**PROMPT:** Read through the entries below and return each line with the word "prvky".

Data excerpts:

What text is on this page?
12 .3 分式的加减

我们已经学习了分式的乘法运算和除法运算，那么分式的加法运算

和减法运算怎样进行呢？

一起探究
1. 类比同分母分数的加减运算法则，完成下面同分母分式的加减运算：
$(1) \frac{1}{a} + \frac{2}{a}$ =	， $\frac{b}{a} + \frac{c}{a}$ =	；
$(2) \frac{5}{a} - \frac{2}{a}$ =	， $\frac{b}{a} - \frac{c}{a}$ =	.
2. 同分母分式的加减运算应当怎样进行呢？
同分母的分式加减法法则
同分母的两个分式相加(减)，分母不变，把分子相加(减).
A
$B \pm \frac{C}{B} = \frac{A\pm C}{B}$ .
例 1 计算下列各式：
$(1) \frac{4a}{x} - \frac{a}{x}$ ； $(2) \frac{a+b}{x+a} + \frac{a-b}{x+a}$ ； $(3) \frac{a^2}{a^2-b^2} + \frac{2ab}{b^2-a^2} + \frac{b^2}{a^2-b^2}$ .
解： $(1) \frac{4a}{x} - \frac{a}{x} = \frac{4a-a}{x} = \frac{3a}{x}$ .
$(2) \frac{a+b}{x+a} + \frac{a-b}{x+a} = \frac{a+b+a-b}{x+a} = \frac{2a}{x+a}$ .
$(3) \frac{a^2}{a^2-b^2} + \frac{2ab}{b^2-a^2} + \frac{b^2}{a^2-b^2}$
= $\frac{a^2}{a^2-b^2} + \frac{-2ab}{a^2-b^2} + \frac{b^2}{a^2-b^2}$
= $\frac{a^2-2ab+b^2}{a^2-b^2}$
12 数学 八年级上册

==

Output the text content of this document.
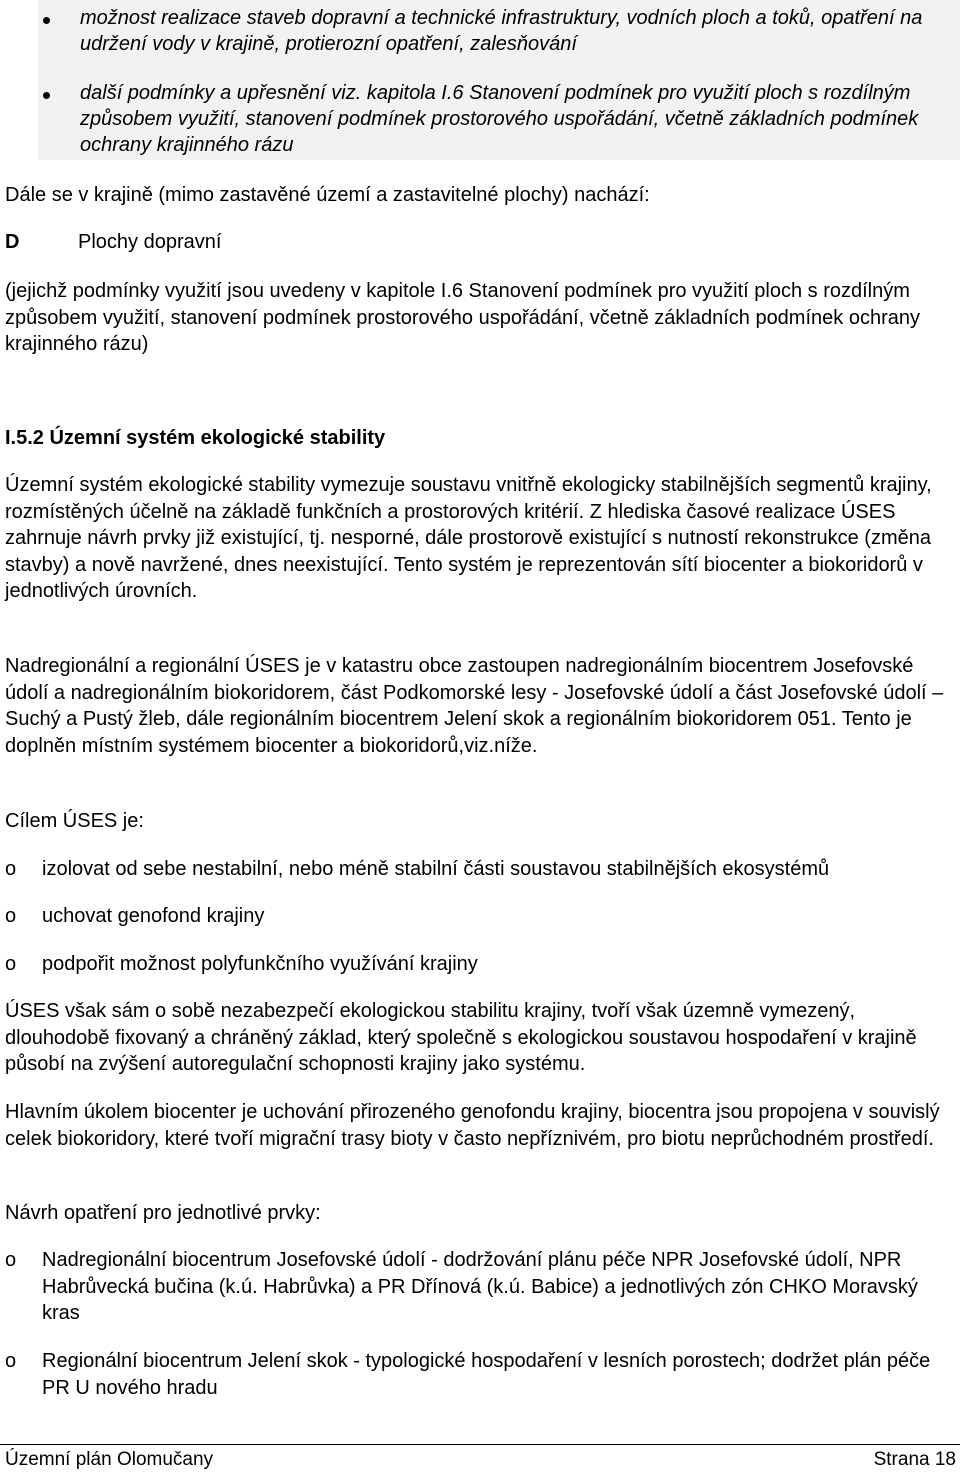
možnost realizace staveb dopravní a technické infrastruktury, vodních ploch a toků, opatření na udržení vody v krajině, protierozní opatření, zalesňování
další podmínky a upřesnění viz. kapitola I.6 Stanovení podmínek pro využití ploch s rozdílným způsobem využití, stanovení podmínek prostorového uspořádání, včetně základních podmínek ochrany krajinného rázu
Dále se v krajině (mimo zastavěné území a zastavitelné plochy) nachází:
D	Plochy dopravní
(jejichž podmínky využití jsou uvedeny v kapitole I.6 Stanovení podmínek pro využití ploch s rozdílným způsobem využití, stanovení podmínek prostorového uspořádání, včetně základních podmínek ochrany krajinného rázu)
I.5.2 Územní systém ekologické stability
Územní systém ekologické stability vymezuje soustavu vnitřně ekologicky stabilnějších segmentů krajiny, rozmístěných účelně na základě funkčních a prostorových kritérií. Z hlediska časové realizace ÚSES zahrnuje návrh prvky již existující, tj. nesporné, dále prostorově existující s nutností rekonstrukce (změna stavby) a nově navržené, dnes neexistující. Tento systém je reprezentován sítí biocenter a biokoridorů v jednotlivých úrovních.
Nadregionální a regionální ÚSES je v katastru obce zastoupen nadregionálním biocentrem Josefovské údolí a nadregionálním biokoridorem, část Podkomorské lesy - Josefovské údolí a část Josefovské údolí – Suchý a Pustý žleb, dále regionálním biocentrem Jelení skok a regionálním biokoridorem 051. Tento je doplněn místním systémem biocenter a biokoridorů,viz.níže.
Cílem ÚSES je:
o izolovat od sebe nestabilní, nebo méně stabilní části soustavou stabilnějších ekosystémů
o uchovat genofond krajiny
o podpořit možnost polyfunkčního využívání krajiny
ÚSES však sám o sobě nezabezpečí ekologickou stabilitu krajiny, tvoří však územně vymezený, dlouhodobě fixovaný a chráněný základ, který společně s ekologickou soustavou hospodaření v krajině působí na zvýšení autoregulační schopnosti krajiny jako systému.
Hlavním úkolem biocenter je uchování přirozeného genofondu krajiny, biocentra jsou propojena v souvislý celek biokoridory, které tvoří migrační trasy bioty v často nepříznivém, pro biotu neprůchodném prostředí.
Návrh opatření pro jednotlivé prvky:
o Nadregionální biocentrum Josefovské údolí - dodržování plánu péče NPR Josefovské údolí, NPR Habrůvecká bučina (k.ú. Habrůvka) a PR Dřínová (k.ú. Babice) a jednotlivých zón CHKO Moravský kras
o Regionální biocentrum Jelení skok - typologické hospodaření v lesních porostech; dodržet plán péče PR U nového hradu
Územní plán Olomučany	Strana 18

**COMPLETED EXERCISE:**
Územní systém ekologické stability vymezuje soustavu vnitřně ekologicky stabilnějších segmentů krajiny, rozmístěných účelně na základě funkčních a prostorových kritérií. Z hlediska časové realizace ÚSES zahrnuje návrh prvky již existující, tj. nesporné, dále prostorově existující s nutností rekonstrukce (změna stavby) a nově navržené, dnes neexistující. Tento systém je reprezentován sítí biocenter a biokoridorů v jednotlivých úrovních.
Návrh opatření pro jednotlivé prvky:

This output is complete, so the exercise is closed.